(Figure collection entries)

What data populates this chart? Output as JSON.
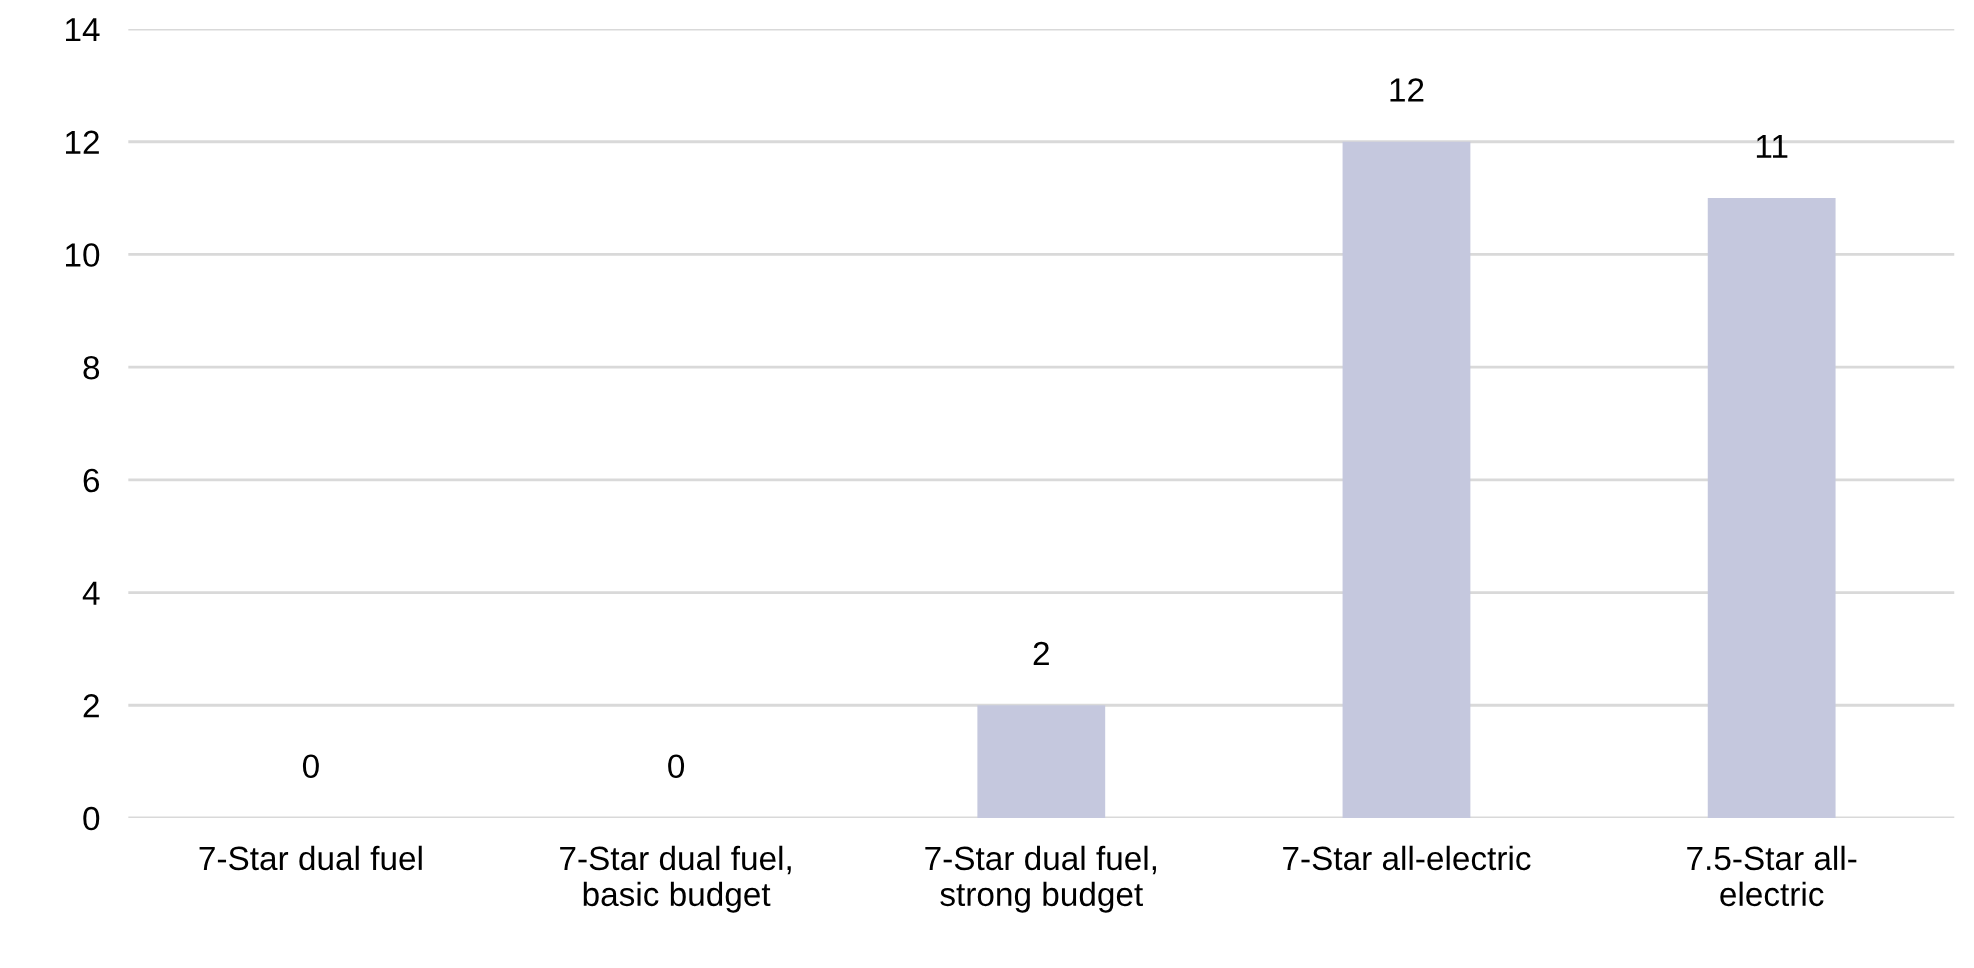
{
  "chart_data": {
    "type": "bar",
    "categories": [
      "7-Star dual fuel",
      "7-Star dual fuel,\nbasic budget",
      "7-Star dual fuel,\nstrong budget",
      "7-Star all-electric",
      "7.5-Star all-\nelectric"
    ],
    "values": [
      0,
      0,
      2,
      12,
      11
    ],
    "color": "#c5c8de",
    "ylim": [
      0,
      14
    ],
    "yticks": [
      0,
      2,
      4,
      6,
      8,
      10,
      12,
      14
    ],
    "grid": "y",
    "data_labels": true
  }
}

## SHORT EXERCISE
Filter the entries and copy out every line with the word "fuel".

## CORRECT RESULT
      "7-Star dual fuel",
      "7-Star dual fuel,\nbasic budget",
      "7-Star dual fuel,\nstrong budget",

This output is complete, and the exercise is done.